**WRITTEN TASK**
Quote every line as given.
◆ ◆ ◆ ◆ ◆
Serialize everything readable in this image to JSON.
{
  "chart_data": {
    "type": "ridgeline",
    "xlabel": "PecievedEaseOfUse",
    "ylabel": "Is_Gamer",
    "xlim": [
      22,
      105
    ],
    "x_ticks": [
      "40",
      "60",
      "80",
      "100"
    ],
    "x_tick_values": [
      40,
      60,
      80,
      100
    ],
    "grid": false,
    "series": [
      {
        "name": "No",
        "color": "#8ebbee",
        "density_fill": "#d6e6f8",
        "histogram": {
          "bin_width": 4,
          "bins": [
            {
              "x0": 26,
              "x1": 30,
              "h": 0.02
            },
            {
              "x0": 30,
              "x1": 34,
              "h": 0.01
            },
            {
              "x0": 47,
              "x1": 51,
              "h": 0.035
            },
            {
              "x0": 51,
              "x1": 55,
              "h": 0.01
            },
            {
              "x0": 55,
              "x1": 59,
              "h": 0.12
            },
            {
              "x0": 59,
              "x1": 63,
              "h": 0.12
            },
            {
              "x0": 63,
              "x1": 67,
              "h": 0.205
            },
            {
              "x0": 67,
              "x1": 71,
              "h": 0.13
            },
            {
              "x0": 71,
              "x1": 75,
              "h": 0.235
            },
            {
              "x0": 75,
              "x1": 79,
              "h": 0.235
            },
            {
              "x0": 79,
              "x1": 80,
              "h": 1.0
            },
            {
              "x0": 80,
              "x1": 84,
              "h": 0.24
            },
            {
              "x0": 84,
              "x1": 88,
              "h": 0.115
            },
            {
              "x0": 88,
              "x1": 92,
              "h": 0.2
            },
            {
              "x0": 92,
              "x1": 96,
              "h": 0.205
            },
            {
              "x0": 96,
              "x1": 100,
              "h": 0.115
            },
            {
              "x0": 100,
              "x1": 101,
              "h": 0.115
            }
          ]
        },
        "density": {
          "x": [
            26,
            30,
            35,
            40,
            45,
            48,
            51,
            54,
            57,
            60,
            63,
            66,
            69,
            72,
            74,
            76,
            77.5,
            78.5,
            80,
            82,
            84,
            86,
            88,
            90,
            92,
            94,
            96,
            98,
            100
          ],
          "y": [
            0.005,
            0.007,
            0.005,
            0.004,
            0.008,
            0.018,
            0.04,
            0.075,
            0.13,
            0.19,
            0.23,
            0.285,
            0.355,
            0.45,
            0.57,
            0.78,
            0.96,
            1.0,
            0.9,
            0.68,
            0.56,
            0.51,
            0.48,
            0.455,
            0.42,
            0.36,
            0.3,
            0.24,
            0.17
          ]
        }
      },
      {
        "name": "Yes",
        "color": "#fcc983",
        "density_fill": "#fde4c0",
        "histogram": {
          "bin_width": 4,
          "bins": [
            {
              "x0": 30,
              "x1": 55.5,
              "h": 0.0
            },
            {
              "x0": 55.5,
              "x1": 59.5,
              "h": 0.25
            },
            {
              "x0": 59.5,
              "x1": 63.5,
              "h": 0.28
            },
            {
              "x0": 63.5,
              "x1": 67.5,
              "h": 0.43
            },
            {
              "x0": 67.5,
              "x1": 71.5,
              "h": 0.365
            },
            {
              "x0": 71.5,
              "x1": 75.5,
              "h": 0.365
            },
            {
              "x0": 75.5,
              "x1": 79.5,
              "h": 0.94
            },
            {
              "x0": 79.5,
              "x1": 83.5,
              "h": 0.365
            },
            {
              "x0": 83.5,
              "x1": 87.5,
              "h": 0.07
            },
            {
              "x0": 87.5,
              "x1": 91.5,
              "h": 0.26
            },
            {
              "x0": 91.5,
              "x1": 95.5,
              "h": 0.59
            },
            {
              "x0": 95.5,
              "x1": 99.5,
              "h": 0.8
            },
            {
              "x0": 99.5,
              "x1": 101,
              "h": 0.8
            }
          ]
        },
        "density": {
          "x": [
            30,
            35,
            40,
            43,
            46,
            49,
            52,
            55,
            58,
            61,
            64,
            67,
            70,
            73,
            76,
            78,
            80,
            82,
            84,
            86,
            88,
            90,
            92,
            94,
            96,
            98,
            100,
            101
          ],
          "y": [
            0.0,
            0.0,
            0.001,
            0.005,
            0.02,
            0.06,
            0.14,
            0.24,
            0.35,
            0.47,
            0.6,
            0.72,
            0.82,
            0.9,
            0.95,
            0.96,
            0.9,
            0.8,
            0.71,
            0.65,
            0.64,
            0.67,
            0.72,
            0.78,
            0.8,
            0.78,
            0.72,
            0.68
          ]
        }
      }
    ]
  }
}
◆ ◆ ◆ ◆ ◆
**THE RESPONSE**
Serialize everything readable in this image to JSON.
{
  "chart_data": {
    "type": "ridgeline",
    "xlabel": "PecievedEaseOfUse",
    "ylabel": "Is_Gamer",
    "xlim": [
      22,
      105
    ],
    "x_ticks": [
      "40",
      "60",
      "80",
      "100"
    ],
    "x_tick_values": [
      40,
      60,
      80,
      100
    ],
    "grid": false,
    "series": [
      {
        "name": "No",
        "color": "#8ebbee",
        "density_fill": "#d6e6f8",
        "histogram": {
          "bin_width": 4,
          "bins": [
            {
              "x0": 26,
              "x1": 30,
              "h": 0.02
            },
            {
              "x0": 30,
              "x1": 34,
              "h": 0.01
            },
            {
              "x0": 47,
              "x1": 51,
              "h": 0.035
            },
            {
              "x0": 51,
              "x1": 55,
              "h": 0.01
            },
            {
              "x0": 55,
              "x1": 59,
              "h": 0.12
            },
            {
              "x0": 59,
              "x1": 63,
              "h": 0.12
            },
            {
              "x0": 63,
              "x1": 67,
              "h": 0.205
            },
            {
              "x0": 67,
              "x1": 71,
              "h": 0.13
            },
            {
              "x0": 71,
              "x1": 75,
              "h": 0.235
            },
            {
              "x0": 75,
              "x1": 79,
              "h": 0.235
            },
            {
              "x0": 79,
              "x1": 80,
              "h": 1.0
            },
            {
              "x0": 80,
              "x1": 84,
              "h": 0.24
            },
            {
              "x0": 84,
              "x1": 88,
              "h": 0.115
            },
            {
              "x0": 88,
              "x1": 92,
              "h": 0.2
            },
            {
              "x0": 92,
              "x1": 96,
              "h": 0.205
            },
            {
              "x0": 96,
              "x1": 100,
              "h": 0.115
            },
            {
              "x0": 100,
              "x1": 101,
              "h": 0.115
            }
          ]
        },
        "density": {
          "x": [
            26,
            30,
            35,
            40,
            45,
            48,
            51,
            54,
            57,
            60,
            63,
            66,
            69,
            72,
            74,
            76,
            77.5,
            78.5,
            80,
            82,
            84,
            86,
            88,
            90,
            92,
            94,
            96,
            98,
            100
          ],
          "y": [
            0.005,
            0.007,
            0.005,
            0.004,
            0.008,
            0.018,
            0.04,
            0.075,
            0.13,
            0.19,
            0.23,
            0.285,
            0.355,
            0.45,
            0.57,
            0.78,
            0.96,
            1.0,
            0.9,
            0.68,
            0.56,
            0.51,
            0.48,
            0.455,
            0.42,
            0.36,
            0.3,
            0.24,
            0.17
          ]
        }
      },
      {
        "name": "Yes",
        "color": "#fcc983",
        "density_fill": "#fde4c0",
        "histogram": {
          "bin_width": 4,
          "bins": [
            {
              "x0": 30,
              "x1": 55.5,
              "h": 0.0
            },
            {
              "x0": 55.5,
              "x1": 59.5,
              "h": 0.25
            },
            {
              "x0": 59.5,
              "x1": 63.5,
              "h": 0.28
            },
            {
              "x0": 63.5,
              "x1": 67.5,
              "h": 0.43
            },
            {
              "x0": 67.5,
              "x1": 71.5,
              "h": 0.365
            },
            {
              "x0": 71.5,
              "x1": 75.5,
              "h": 0.365
            },
            {
              "x0": 75.5,
              "x1": 79.5,
              "h": 0.94
            },
            {
              "x0": 79.5,
              "x1": 83.5,
              "h": 0.365
            },
            {
              "x0": 83.5,
              "x1": 87.5,
              "h": 0.07
            },
            {
              "x0": 87.5,
              "x1": 91.5,
              "h": 0.26
            },
            {
              "x0": 91.5,
              "x1": 95.5,
              "h": 0.59
            },
            {
              "x0": 95.5,
              "x1": 99.5,
              "h": 0.8
            },
            {
              "x0": 99.5,
              "x1": 101,
              "h": 0.8
            }
          ]
        },
        "density": {
          "x": [
            30,
            35,
            40,
            43,
            46,
            49,
            52,
            55,
            58,
            61,
            64,
            67,
            70,
            73,
            76,
            78,
            80,
            82,
            84,
            86,
            88,
            90,
            92,
            94,
            96,
            98,
            100,
            101
          ],
          "y": [
            0.0,
            0.0,
            0.001,
            0.005,
            0.02,
            0.06,
            0.14,
            0.24,
            0.35,
            0.47,
            0.6,
            0.72,
            0.82,
            0.9,
            0.95,
            0.96,
            0.9,
            0.8,
            0.71,
            0.65,
            0.64,
            0.67,
            0.72,
            0.78,
            0.8,
            0.78,
            0.72,
            0.68
          ]
        }
      }
    ]
  }
}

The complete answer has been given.